* TO DO: Take the line containing "Transcribe the text in this document." and every line after it to the end of the records, and copy them exactly, leaving out pictures.

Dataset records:
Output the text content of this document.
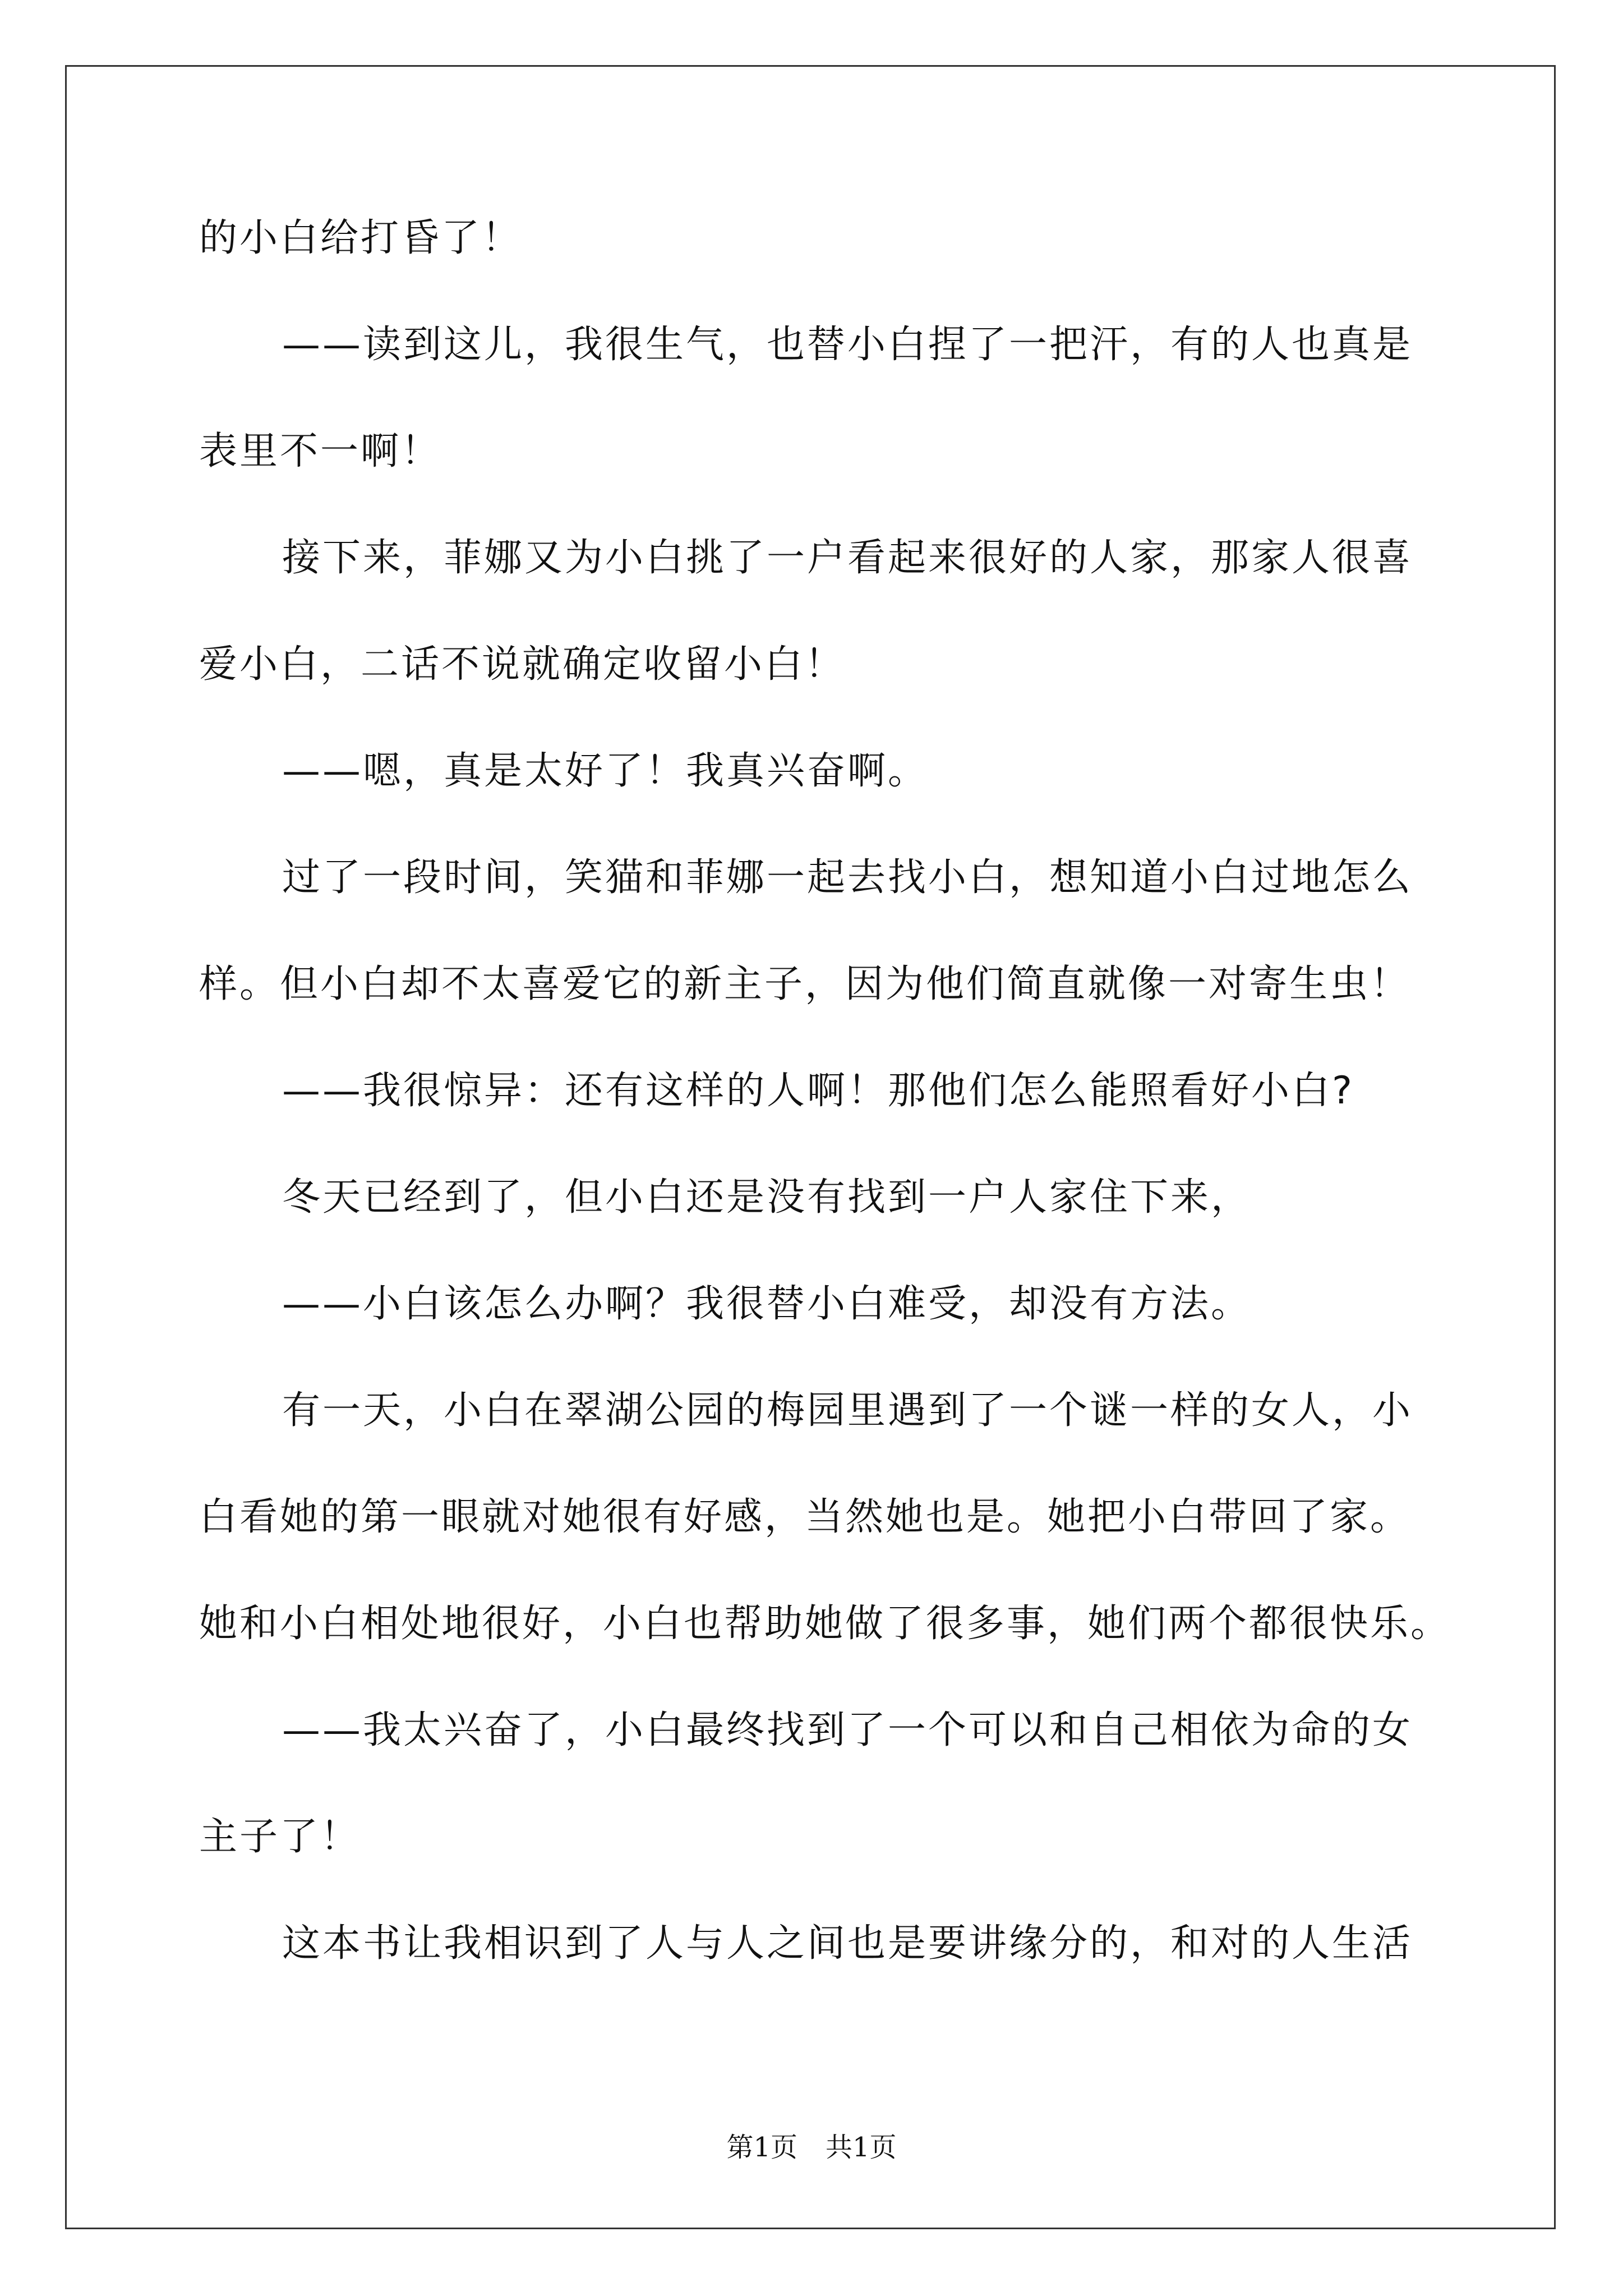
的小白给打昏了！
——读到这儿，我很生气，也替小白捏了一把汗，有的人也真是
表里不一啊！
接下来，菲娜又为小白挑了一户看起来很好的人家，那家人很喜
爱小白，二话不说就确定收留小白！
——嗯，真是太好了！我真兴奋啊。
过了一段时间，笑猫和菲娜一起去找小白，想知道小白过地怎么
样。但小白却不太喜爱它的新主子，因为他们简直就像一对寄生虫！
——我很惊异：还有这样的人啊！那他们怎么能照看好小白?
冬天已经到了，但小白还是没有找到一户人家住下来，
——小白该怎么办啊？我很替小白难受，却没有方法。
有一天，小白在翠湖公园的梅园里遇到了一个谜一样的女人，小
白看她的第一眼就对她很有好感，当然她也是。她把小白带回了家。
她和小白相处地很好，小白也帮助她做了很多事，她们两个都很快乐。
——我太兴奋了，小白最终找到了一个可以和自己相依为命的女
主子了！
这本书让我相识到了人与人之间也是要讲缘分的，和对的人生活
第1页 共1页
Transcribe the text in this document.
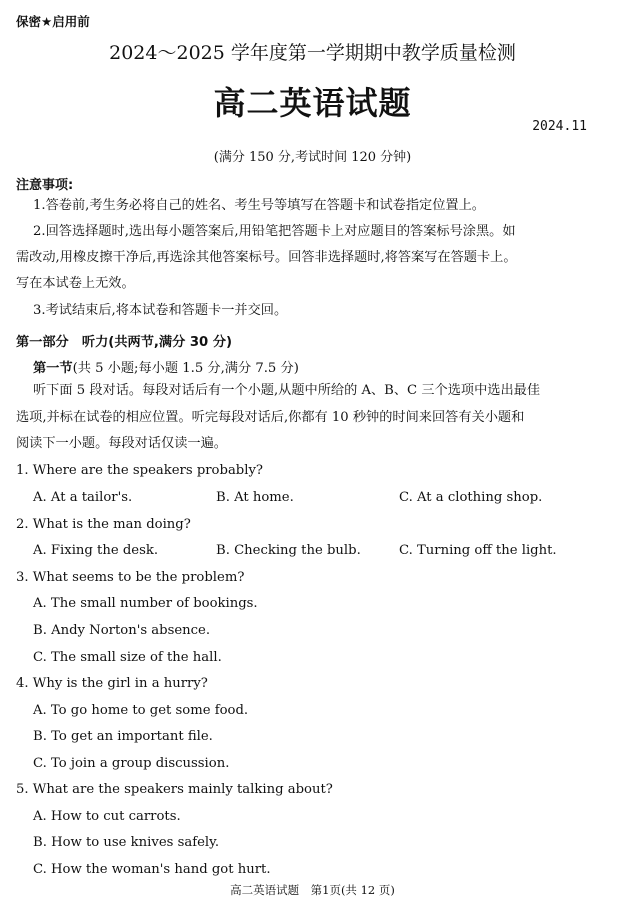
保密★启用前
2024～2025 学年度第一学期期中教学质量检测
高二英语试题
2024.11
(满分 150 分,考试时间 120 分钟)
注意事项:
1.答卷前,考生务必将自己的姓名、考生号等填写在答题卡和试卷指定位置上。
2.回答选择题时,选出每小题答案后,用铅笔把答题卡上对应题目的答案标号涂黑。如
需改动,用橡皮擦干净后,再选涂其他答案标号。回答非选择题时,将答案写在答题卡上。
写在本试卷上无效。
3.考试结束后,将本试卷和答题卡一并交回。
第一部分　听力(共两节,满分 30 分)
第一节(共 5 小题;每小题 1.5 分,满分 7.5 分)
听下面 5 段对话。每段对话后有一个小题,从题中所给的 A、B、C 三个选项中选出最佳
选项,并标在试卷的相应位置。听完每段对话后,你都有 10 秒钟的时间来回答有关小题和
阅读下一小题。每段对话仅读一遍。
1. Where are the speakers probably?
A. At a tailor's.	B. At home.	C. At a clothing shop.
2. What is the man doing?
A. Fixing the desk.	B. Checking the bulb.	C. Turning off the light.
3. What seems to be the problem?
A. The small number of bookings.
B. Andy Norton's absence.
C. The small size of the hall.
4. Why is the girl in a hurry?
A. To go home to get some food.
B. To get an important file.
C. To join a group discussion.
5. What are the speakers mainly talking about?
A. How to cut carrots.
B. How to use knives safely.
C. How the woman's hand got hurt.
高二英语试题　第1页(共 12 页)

* PROBLEM SOLUTION:
Transcribe the text in this document.
保密★启用前
2024～2025 学年度第一学期期中教学质量检测
高二英语试题
2024.11
(满分 150 分,考试时间 120 分钟)
注意事项:
1.答卷前,考生务必将自己的姓名、考生号等填写在答题卡和试卷指定位置上。
2.回答选择题时,选出每小题答案后,用铅笔把答题卡上对应题目的答案标号涂黑。如
需改动,用橡皮擦干净后,再选涂其他答案标号。回答非选择题时,将答案写在答题卡上。
写在本试卷上无效。
3.考试结束后,将本试卷和答题卡一并交回。
第一部分　听力(共两节,满分 30 分)
第一节(共 5 小题;每小题 1.5 分,满分 7.5 分)
听下面 5 段对话。每段对话后有一个小题,从题中所给的 A、B、C 三个选项中选出最佳
选项,并标在试卷的相应位置。听完每段对话后,你都有 10 秒钟的时间来回答有关小题和
阅读下一小题。每段对话仅读一遍。
1. Where are the speakers probably?
A. At a tailor's.	B. At home.	C. At a clothing shop.
2. What is the man doing?
A. Fixing the desk.	B. Checking the bulb.	C. Turning off the light.
3. What seems to be the problem?
A. The small number of bookings.
B. Andy Norton's absence.
C. The small size of the hall.
4. Why is the girl in a hurry?
A. To go home to get some food.
B. To get an important file.
C. To join a group discussion.
5. What are the speakers mainly talking about?
A. How to cut carrots.
B. How to use knives safely.
C. How the woman's hand got hurt.
高二英语试题　第1页(共 12 页)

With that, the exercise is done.